Data entries:
-- begin --
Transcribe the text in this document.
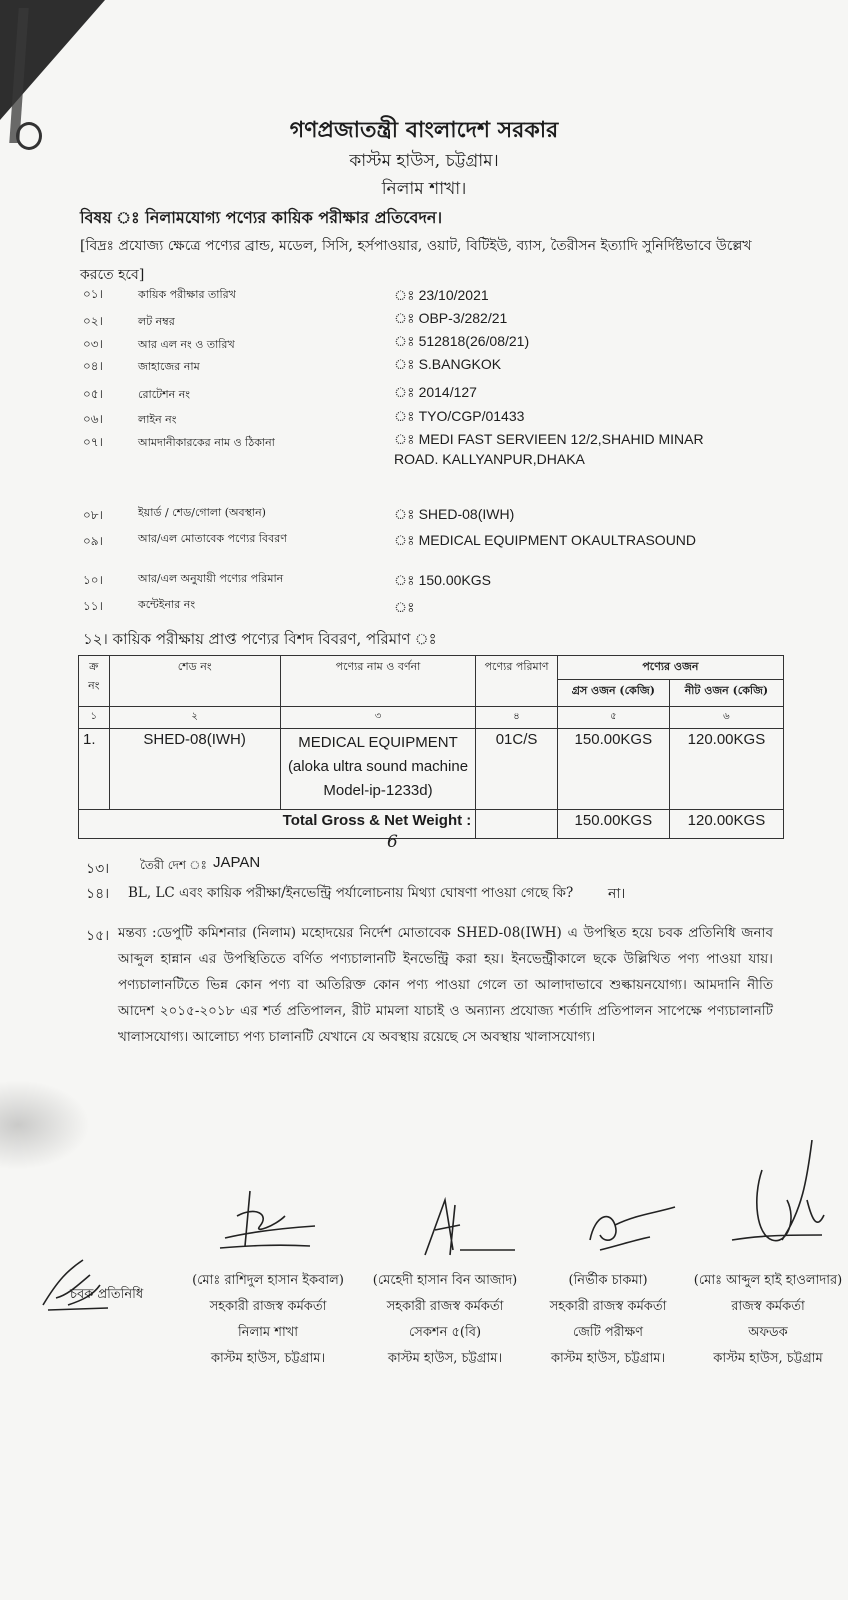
গণপ্রজাতন্ত্রী বাংলাদেশ সরকার
কাস্টম হাউস, চট্টগ্রাম।
নিলাম শাখা।
বিষয় ঃ নিলামযোগ্য পণ্যের কায়িক পরীক্ষার প্রতিবেদন।
[বিদ্রঃ প্রযোজ্য ক্ষেত্রে পণ্যের ব্রান্ড, মডেল, সিসি, হর্সপাওয়ার, ওয়াট, বিটিইউ, ব্যাস, তৈরীসন ইত্যাদি সুনির্দিষ্টভাবে উল্লেখ করতে হবে]
০১।	কায়িক পরীক্ষার তারিখ	ঃ 23/10/2021
০২।	লট নম্বর	ঃ OBP-3/282/21
০৩।	আর এল নং ও তারিখ	ঃ 512818(26/08/21)
০৪।	জাহাজের নাম	ঃ S.BANGKOK
০৫।	রোটেশন নং	ঃ 2014/127
০৬।	লাইন নং	ঃ TYO/CGP/01433
০৭।	আমদানীকারকের নাম ও ঠিকানা	ঃ MEDI FAST SERVIEEN 12/2,SHAHID MINAR
ROAD. KALLYANPUR,DHAKA
০৮।	ইয়ার্ড / শেড/গোলা (অবস্থান)	ঃ SHED-08(IWH)
০৯।	আর/এল মোতাবেক পণ্যের বিবরণ	ঃ MEDICAL EQUIPMENT OKAULTRASOUND
১০।	আর/এল অনুযায়ী পণ্যের পরিমান	ঃ 150.00KGS
১১।	কন্টেইনার নং	ঃ
১২। কায়িক পরীক্ষায় প্রাপ্ত পণ্যের বিশদ বিবরণ, পরিমাণ ঃ
ক্র নং	শেড নং	পণ্যের নাম ও বর্ণনা	পণ্যের পরিমাণ	পণ্যের ওজন	
				গ্রস ওজন (কেজি)	নীট ওজন (কেজি)
১	২	৩	৪	৫	৬
1.	SHED-08(IWH)	MEDICAL EQUIPMENT
(aloka ultra sound machine
Model-ip-1233d)	01C/S	150.00KGS	120.00KGS
Total Gross & Net Weight :				150.00KGS	120.00KGS
6
১৩।	তৈরী দেশ ঃ JAPAN
১৪। BL, LC এবং কায়িক পরীক্ষা/ইনভেন্ট্রি পর্যালোচনায় মিথ্যা ঘোষণা পাওয়া গেছে কি? না।
১৫। মন্তব্য :ডেপুটি কমিশনার (নিলাম) মহোদয়ের নির্দেশ মোতাবেক SHED-08(IWH) এ উপস্থিত হয়ে চবক প্রতিনিধি জনাব আব্দুল হান্নান এর উপস্থিতিতে বর্ণিত পণ্যচালানটি ইনভেন্ট্রি করা হয়। ইনভেন্ট্রীকালে ছকে উল্লিখিত পণ্য পাওয়া যায়। পণ্যচালানটিতে ভিন্ন কোন পণ্য বা অতিরিক্ত কোন পণ্য পাওয়া গেলে তা আলাদাভাবে শুল্কায়নযোগ্য। আমদানি নীতি আদেশ ২০১৫-২০১৮ এর শর্ত প্রতিপালন, রীট মামলা যাচাই ও অন্যান্য প্রযোজ্য শর্তাদি প্রতিপালন সাপেক্ষে পণ্যচালানটি খালাসযোগ্য। আলোচ্য পণ্য চালানটি যেখানে যে অবস্থায় রয়েছে সে অবস্থায় খালাসযোগ্য।
চবক প্রতিনিধি
(মোঃ রাশিদুল হাসান ইকবাল)
সহকারী রাজস্ব কর্মকর্তা
নিলাম শাখা
কাস্টম হাউস, চট্টগ্রাম।
(মেহেদী হাসান বিন আজাদ)
সহকারী রাজস্ব কর্মকর্তা
সেকশন ৫(বি)
কাস্টম হাউস, চট্টগ্রাম।
(নির্ভীক চাকমা)
সহকারী রাজস্ব কর্মকর্তা
জেটি পরীক্ষণ
কাস্টম হাউস, চট্টগ্রাম।
(মোঃ আব্দুল হাই হাওলাদার)
রাজস্ব কর্মকর্তা
অফডক
কাস্টম হাউস, চট্টগ্রাম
-- end --
What you are asked to do :: Using the entries above, state how many lines include the word "MEDICAL", with no other words.

Finished task :: 2